[Required task] Gather up all lines that carry the word "ylabel".

>>

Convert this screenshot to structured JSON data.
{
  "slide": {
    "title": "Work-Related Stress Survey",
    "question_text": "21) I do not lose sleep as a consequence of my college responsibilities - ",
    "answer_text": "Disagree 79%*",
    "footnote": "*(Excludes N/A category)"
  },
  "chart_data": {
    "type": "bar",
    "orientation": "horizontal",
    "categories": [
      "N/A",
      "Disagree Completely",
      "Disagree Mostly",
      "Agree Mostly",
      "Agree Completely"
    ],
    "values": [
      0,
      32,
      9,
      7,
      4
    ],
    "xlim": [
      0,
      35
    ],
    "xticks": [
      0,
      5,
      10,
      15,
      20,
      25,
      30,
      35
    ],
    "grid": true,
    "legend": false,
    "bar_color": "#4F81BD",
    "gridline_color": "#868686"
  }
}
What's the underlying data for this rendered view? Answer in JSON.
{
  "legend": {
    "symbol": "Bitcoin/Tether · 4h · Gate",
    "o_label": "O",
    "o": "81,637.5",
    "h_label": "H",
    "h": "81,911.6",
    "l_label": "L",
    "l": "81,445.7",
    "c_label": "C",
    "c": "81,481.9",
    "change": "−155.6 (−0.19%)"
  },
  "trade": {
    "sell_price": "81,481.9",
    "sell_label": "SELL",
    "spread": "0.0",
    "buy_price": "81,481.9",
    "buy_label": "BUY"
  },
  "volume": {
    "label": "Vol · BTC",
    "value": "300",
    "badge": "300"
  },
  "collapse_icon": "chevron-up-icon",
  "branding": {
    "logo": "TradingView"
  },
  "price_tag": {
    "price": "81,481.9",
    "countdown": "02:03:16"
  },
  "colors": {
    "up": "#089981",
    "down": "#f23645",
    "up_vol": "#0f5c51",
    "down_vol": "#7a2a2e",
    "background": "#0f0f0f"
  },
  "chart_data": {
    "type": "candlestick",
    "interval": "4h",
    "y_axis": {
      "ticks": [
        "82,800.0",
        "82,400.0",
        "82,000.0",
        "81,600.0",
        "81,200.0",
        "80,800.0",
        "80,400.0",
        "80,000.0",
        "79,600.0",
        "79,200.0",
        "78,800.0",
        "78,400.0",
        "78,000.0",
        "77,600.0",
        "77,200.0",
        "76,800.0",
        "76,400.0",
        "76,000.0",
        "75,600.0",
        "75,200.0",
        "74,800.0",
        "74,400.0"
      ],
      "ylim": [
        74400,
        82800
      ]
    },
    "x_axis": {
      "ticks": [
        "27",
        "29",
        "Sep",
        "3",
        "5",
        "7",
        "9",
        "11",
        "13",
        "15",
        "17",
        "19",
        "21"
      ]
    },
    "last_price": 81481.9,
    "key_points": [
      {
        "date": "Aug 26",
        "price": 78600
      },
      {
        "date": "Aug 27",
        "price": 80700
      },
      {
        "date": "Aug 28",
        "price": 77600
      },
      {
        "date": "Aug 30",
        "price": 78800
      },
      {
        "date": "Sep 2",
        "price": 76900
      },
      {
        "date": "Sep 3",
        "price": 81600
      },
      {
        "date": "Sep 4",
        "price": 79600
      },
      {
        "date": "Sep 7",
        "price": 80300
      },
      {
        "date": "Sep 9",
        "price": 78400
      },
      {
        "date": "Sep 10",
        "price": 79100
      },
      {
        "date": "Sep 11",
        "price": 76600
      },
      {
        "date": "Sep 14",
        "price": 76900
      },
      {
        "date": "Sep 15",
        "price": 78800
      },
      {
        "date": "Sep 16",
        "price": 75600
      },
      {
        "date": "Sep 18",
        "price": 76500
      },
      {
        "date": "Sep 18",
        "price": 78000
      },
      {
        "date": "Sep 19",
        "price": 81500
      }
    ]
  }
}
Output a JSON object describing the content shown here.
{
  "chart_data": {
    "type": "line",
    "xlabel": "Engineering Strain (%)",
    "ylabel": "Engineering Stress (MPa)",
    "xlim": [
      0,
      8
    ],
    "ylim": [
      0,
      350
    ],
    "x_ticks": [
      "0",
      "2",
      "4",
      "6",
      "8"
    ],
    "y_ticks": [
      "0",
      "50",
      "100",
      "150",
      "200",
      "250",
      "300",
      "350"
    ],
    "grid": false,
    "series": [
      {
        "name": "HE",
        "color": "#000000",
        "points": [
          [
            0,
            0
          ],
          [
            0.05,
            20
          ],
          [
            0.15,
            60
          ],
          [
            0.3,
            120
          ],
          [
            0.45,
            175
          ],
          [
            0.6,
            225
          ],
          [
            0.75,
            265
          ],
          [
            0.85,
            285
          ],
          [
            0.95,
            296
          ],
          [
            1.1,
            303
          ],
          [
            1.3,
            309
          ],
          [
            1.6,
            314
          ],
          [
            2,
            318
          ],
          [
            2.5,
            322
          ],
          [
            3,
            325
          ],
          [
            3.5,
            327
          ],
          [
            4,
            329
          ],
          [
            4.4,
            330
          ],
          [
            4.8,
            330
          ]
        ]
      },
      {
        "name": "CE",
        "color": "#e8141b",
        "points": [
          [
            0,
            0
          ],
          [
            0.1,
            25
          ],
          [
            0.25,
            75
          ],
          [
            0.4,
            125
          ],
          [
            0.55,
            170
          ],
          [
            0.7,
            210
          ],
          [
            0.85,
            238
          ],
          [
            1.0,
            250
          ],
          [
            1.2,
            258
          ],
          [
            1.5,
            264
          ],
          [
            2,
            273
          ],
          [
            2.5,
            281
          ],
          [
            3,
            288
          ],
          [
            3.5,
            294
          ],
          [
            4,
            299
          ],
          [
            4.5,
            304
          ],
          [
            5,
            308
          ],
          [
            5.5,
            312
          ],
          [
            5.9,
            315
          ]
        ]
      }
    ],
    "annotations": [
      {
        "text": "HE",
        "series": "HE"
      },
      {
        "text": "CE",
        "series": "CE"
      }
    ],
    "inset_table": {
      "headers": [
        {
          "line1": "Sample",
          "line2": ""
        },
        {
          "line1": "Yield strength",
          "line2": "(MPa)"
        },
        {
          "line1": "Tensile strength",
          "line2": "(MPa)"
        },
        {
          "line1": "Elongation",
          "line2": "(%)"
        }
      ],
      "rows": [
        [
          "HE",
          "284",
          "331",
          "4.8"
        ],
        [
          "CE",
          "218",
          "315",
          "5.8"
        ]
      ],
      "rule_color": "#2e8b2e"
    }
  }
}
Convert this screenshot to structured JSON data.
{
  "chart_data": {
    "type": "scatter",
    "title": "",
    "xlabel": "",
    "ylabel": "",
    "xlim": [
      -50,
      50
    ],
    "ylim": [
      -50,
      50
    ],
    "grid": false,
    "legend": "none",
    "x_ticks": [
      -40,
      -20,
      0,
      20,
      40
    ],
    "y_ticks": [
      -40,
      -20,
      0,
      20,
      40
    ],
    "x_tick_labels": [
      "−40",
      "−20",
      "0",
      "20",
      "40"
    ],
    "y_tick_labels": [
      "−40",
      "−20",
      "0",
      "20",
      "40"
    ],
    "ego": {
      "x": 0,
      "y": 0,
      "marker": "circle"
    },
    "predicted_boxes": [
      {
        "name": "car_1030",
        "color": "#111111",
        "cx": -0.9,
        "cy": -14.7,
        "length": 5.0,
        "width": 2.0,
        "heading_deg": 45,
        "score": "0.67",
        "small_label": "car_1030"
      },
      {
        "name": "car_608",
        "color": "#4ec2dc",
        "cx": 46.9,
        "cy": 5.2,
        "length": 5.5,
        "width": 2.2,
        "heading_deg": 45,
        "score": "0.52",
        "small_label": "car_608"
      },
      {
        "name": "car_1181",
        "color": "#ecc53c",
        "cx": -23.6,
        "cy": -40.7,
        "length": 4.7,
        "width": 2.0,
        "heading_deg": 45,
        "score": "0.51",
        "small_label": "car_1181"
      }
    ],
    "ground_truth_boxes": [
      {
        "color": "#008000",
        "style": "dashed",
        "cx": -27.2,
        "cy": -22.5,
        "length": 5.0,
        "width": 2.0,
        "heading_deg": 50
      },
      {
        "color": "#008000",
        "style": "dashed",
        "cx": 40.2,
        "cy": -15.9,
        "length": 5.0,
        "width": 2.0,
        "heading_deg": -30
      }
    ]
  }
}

<<

[Exercise response]
    "ylabel": "Engineering Stress (MPa)",
    "ylabel": "",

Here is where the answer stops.